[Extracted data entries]

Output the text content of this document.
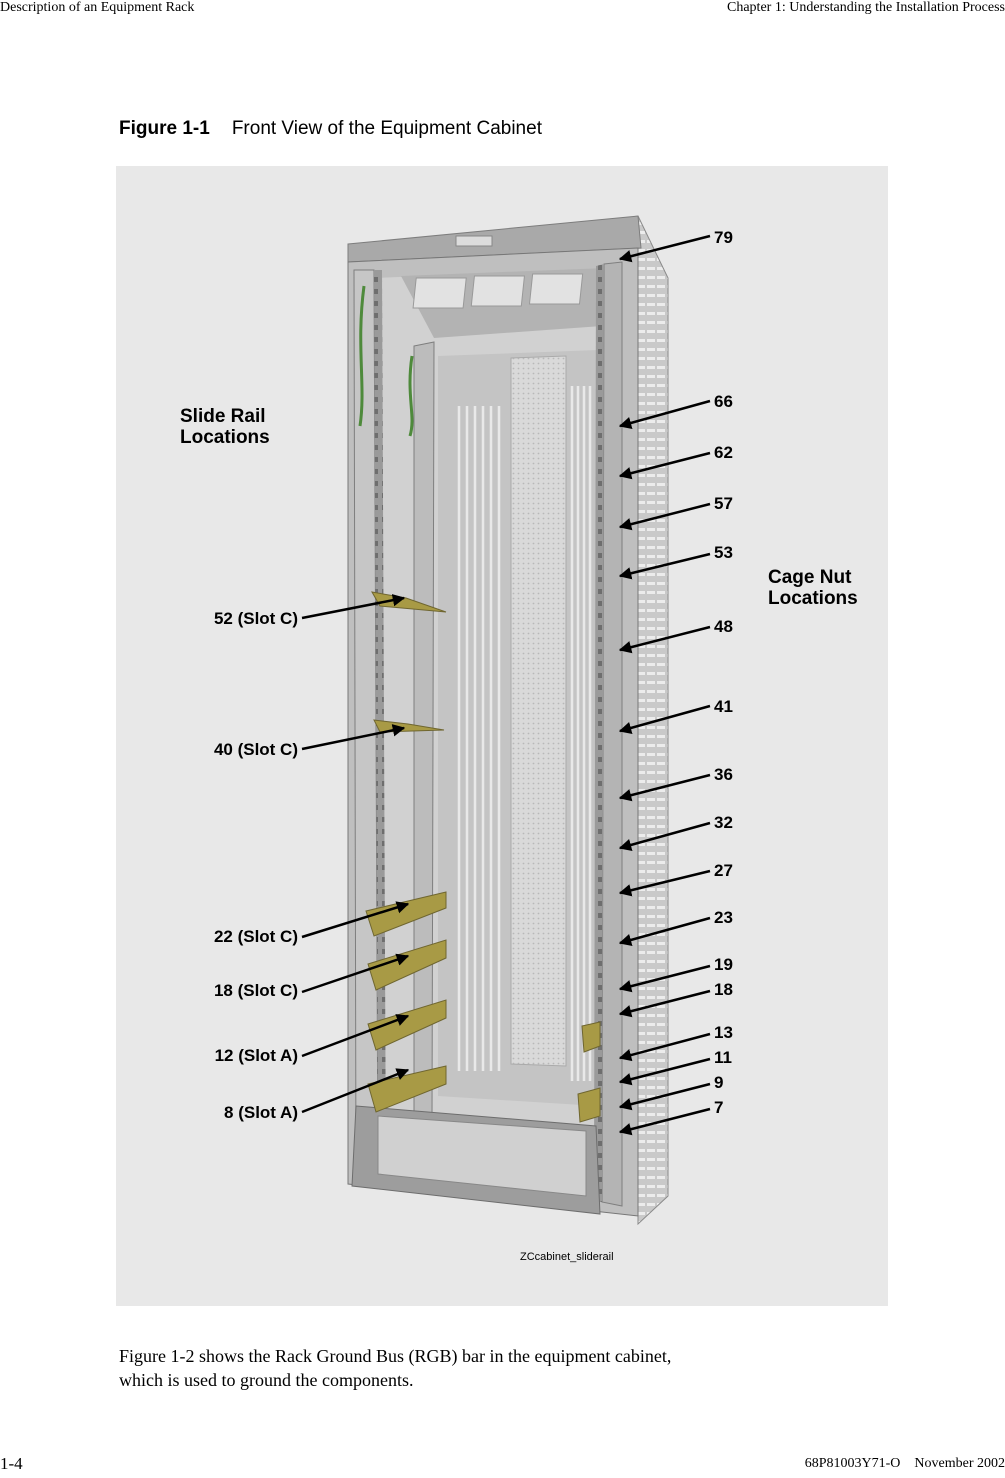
Description of an Equipment Rack	Chapter 1: Understanding the Installation Process
Figure 1-1 Front View of the Equipment Cabinet
Slide Rail Locations
Cage Nut Locations
52 (Slot C)
40 (Slot C)
22 (Slot C)
18 (Slot C)
12 (Slot A)
8 (Slot A)
79
66
62
57
53
48
41
36
32
27
23
19
18
13
11
9
7
ZCcabinet_sliderail
Figure 1-2 shows the Rack Ground Bus (RGB) bar in the equipment cabinet,
which is used to ground the components.
1-4	68P81003Y71-O    November 2002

# Task prompt:
Repeat the listing above exactly, with no pictures.

# Result of the task:
Output the text content of this document.
Description of an Equipment Rack	Chapter 1: Understanding the Installation Process
Figure 1-1 Front View of the Equipment Cabinet
Slide Rail Locations
Cage Nut Locations
52 (Slot C)
40 (Slot C)
22 (Slot C)
18 (Slot C)
12 (Slot A)
8 (Slot A)
79
66
62
57
53
48
41
36
32
27
23
19
18
13
11
9
7
ZCcabinet_sliderail
Figure 1-2 shows the Rack Ground Bus (RGB) bar in the equipment cabinet,
which is used to ground the components.
1-4	68P81003Y71-O    November 2002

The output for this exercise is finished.